→ **STATED EXERCISE**: Write out each line of the listing as it stands, without the images.

→ **TASK INPUTS**:

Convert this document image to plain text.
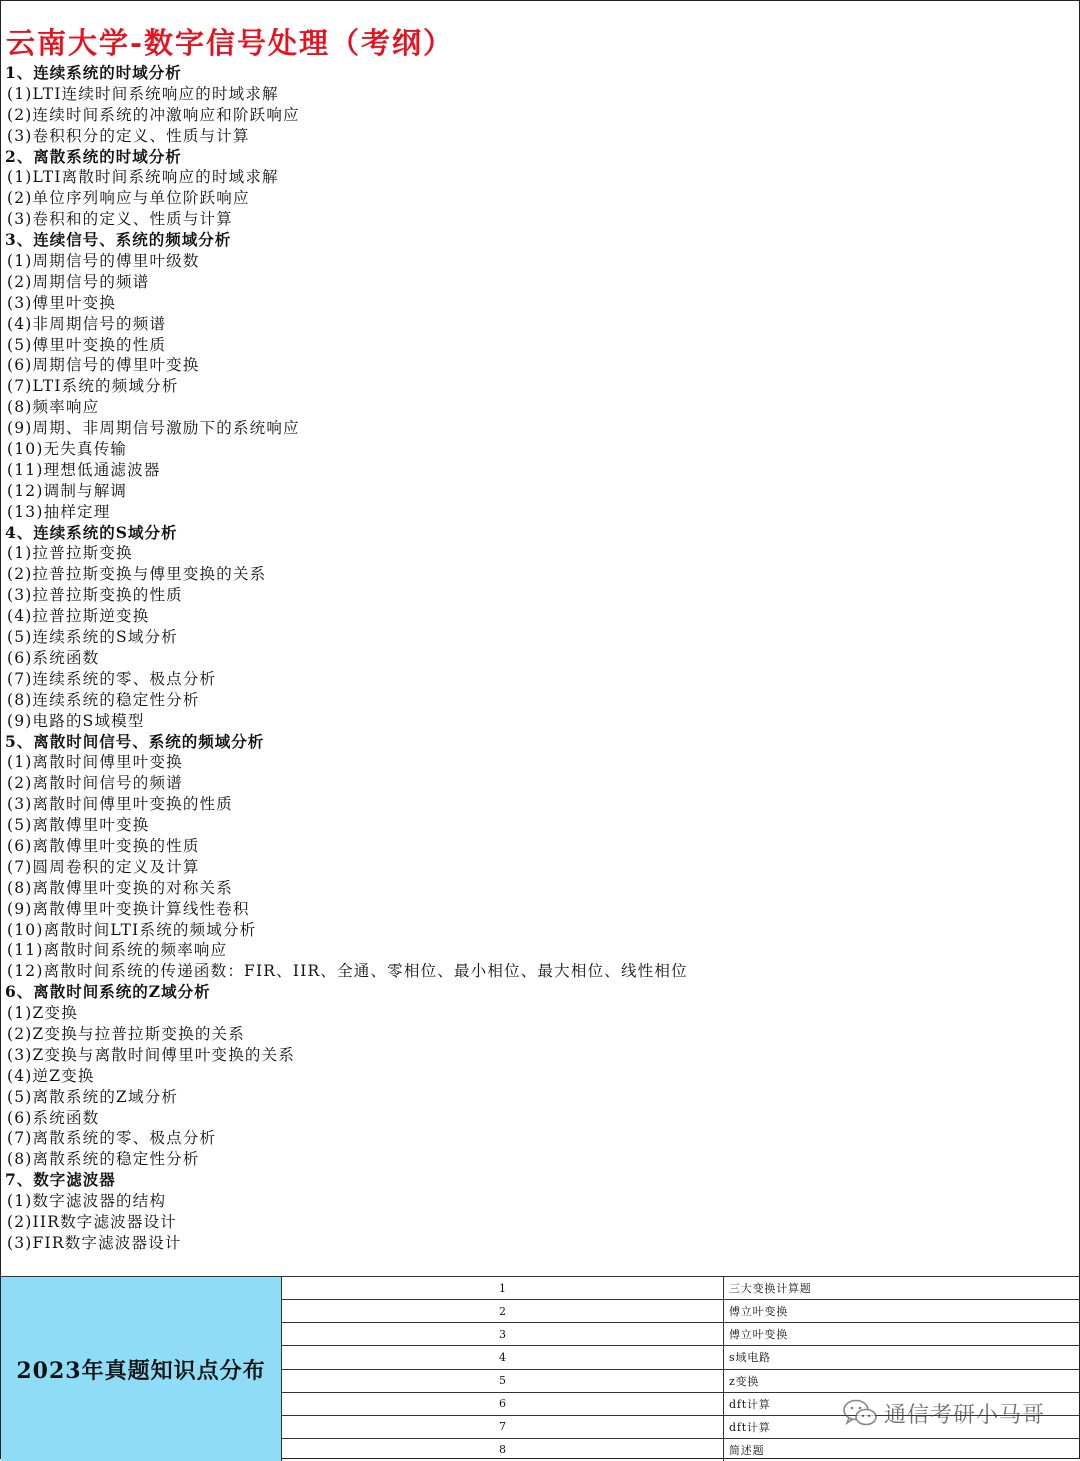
云南大学-数字信号处理（考纲）
1、连续系统的时域分析
(1)LTI连续时间系统响应的时域求解
(2)连续时间系统的冲激响应和阶跃响应
(3)卷积积分的定义、性质与计算
2、离散系统的时域分析
(1)LTI离散时间系统响应的时域求解
(2)单位序列响应与单位阶跃响应
(3)卷积和的定义、性质与计算
3、连续信号、系统的频域分析
(1)周期信号的傅里叶级数
(2)周期信号的频谱
(3)傅里叶变换
(4)非周期信号的频谱
(5)傅里叶变换的性质
(6)周期信号的傅里叶变换
(7)LTI系统的频域分析
(8)频率响应
(9)周期、非周期信号激励下的系统响应
(10)无失真传输
(11)理想低通滤波器
(12)调制与解调
(13)抽样定理
4、连续系统的S域分析
(1)拉普拉斯变换
(2)拉普拉斯变换与傅里变换的关系
(3)拉普拉斯变换的性质
(4)拉普拉斯逆变换
(5)连续系统的S域分析
(6)系统函数
(7)连续系统的零、极点分析
(8)连续系统的稳定性分析
(9)电路的S域模型
5、离散时间信号、系统的频域分析
(1)离散时间傅里叶变换
(2)离散时间信号的频谱
(3)离散时间傅里叶变换的性质
(5)离散傅里叶变换
(6)离散傅里叶变换的性质
(7)圆周卷积的定义及计算
(8)离散傅里叶变换的对称关系
(9)离散傅里叶变换计算线性卷积
(10)离散时间LTI系统的频域分析
(11)离散时间系统的频率响应
(12)离散时间系统的传递函数：FIR、IIR、全通、零相位、最小相位、最大相位、线性相位
6、离散时间系统的Z域分析
(1)Z变换
(2)Z变换与拉普拉斯变换的关系
(3)Z变换与离散时间傅里叶变换的关系
(4)逆Z变换
(5)离散系统的Z域分析
(6)系统函数
(7)离散系统的零、极点分析
(8)离散系统的稳定性分析
7、数字滤波器
(1)数字滤波器的结构
(2)IIR数字滤波器设计
(3)FIR数字滤波器设计
2023年真题知识点分布
1	三大变换计算题
2	傅立叶变换
3	傅立叶变换
4	s域电路
5	z变换
6	dft计算
7	dft计算
8	简述题
通信考研小马哥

→ **RESULT FOR THIS TASK**:
Convert this document image to plain text.
云南大学-数字信号处理（考纲）
1、连续系统的时域分析
(1)LTI连续时间系统响应的时域求解
(2)连续时间系统的冲激响应和阶跃响应
(3)卷积积分的定义、性质与计算
2、离散系统的时域分析
(1)LTI离散时间系统响应的时域求解
(2)单位序列响应与单位阶跃响应
(3)卷积和的定义、性质与计算
3、连续信号、系统的频域分析
(1)周期信号的傅里叶级数
(2)周期信号的频谱
(3)傅里叶变换
(4)非周期信号的频谱
(5)傅里叶变换的性质
(6)周期信号的傅里叶变换
(7)LTI系统的频域分析
(8)频率响应
(9)周期、非周期信号激励下的系统响应
(10)无失真传输
(11)理想低通滤波器
(12)调制与解调
(13)抽样定理
4、连续系统的S域分析
(1)拉普拉斯变换
(2)拉普拉斯变换与傅里变换的关系
(3)拉普拉斯变换的性质
(4)拉普拉斯逆变换
(5)连续系统的S域分析
(6)系统函数
(7)连续系统的零、极点分析
(8)连续系统的稳定性分析
(9)电路的S域模型
5、离散时间信号、系统的频域分析
(1)离散时间傅里叶变换
(2)离散时间信号的频谱
(3)离散时间傅里叶变换的性质
(5)离散傅里叶变换
(6)离散傅里叶变换的性质
(7)圆周卷积的定义及计算
(8)离散傅里叶变换的对称关系
(9)离散傅里叶变换计算线性卷积
(10)离散时间LTI系统的频域分析
(11)离散时间系统的频率响应
(12)离散时间系统的传递函数：FIR、IIR、全通、零相位、最小相位、最大相位、线性相位
6、离散时间系统的Z域分析
(1)Z变换
(2)Z变换与拉普拉斯变换的关系
(3)Z变换与离散时间傅里叶变换的关系
(4)逆Z变换
(5)离散系统的Z域分析
(6)系统函数
(7)离散系统的零、极点分析
(8)离散系统的稳定性分析
7、数字滤波器
(1)数字滤波器的结构
(2)IIR数字滤波器设计
(3)FIR数字滤波器设计
2023年真题知识点分布
1	三大变换计算题
2	傅立叶变换
3	傅立叶变换
4	s域电路
5	z变换
6	dft计算
7	dft计算
8	简述题
通信考研小马哥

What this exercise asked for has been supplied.